-- THE DATA --
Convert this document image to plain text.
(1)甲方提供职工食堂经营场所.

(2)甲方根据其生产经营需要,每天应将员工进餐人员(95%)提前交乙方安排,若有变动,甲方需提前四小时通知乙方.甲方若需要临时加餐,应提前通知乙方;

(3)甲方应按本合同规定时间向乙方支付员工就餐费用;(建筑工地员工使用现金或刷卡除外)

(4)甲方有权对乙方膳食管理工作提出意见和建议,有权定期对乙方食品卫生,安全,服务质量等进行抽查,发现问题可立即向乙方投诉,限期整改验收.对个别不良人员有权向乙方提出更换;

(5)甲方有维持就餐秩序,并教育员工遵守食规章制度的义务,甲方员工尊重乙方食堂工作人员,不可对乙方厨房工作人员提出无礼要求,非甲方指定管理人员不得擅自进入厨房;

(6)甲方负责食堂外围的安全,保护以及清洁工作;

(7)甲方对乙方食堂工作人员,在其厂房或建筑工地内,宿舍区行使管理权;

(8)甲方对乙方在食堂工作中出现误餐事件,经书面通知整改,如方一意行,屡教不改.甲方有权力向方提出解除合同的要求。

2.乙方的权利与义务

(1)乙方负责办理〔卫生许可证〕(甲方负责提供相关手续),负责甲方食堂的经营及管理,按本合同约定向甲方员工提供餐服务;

-- CHALLENGE --
Set down all of the data above, word for word.

-- COMPLETED TASK --
Convert this document image to plain text.
(1)甲方提供职工食堂经营场所.

(2)甲方根据其生产经营需要,每天应将员工进餐人员(95%)提前交乙方安排,若有变动,甲方需提前四小时通知乙方.甲方若需要临时加餐,应提前通知乙方;

(3)甲方应按本合同规定时间向乙方支付员工就餐费用;(建筑工地员工使用现金或刷卡除外)

(4)甲方有权对乙方膳食管理工作提出意见和建议,有权定期对乙方食品卫生,安全,服务质量等进行抽查,发现问题可立即向乙方投诉,限期整改验收.对个别不良人员有权向乙方提出更换;

(5)甲方有维持就餐秩序,并教育员工遵守食规章制度的义务,甲方员工尊重乙方食堂工作人员,不可对乙方厨房工作人员提出无礼要求,非甲方指定管理人员不得擅自进入厨房;

(6)甲方负责食堂外围的安全,保护以及清洁工作;

(7)甲方对乙方食堂工作人员,在其厂房或建筑工地内,宿舍区行使管理权;

(8)甲方对乙方在食堂工作中出现误餐事件,经书面通知整改,如方一意行,屡教不改.甲方有权力向方提出解除合同的要求。

2.乙方的权利与义务

(1)乙方负责办理〔卫生许可证〕(甲方负责提供相关手续),负责甲方食堂的经营及管理,按本合同约定向甲方员工提供餐服务;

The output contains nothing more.